## TASK INSTRUCTIONS
Copy everything in the data below exactly except the pictures.

## INPUT ROWS
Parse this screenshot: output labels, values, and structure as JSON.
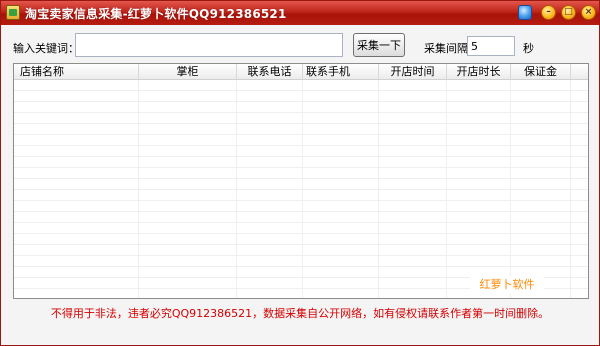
{
  "window": {
    "title": "淘宝卖家信息采集-红萝卜软件QQ912386521",
    "controls": [
      "skin-icon",
      "minimize-icon",
      "maximize-icon",
      "close-icon"
    ]
  },
  "search": {
    "keyword_label": "输入关键词：",
    "keyword_value": "",
    "collect_button": "采集一下",
    "interval_label": "采集间隔",
    "interval_value": "5",
    "interval_unit": "秒"
  },
  "table": {
    "columns": [
      "店铺名称",
      "掌柜",
      "联系电话",
      "联系手机",
      "开店时间",
      "开店时长",
      "保证金"
    ],
    "rows": []
  },
  "watermark": "红萝卜软件",
  "footer": "不得用于非法，违者必究QQ912386521，数据采集自公开网络，如有侵权请联系作者第一时间删除。",
  "colors": {
    "titlebar": "#c0251b",
    "footer_text": "#d40000",
    "watermark": "#ff8a00"
  }
}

## TASK SOLUTION
Parse this screenshot: output labels, values, and structure as JSON.
{
  "window": {
    "title": "淘宝卖家信息采集-红萝卜软件QQ912386521",
    "controls": [
      "skin-icon",
      "minimize-icon",
      "maximize-icon",
      "close-icon"
    ]
  },
  "search": {
    "keyword_label": "输入关键词：",
    "keyword_value": "",
    "collect_button": "采集一下",
    "interval_label": "采集间隔",
    "interval_value": "5",
    "interval_unit": "秒"
  },
  "table": {
    "columns": [
      "店铺名称",
      "掌柜",
      "联系电话",
      "联系手机",
      "开店时间",
      "开店时长",
      "保证金"
    ],
    "rows": []
  },
  "watermark": "红萝卜软件",
  "footer": "不得用于非法，违者必究QQ912386521，数据采集自公开网络，如有侵权请联系作者第一时间删除。",
  "colors": {
    "titlebar": "#c0251b",
    "footer_text": "#d40000",
    "watermark": "#ff8a00"
  }
}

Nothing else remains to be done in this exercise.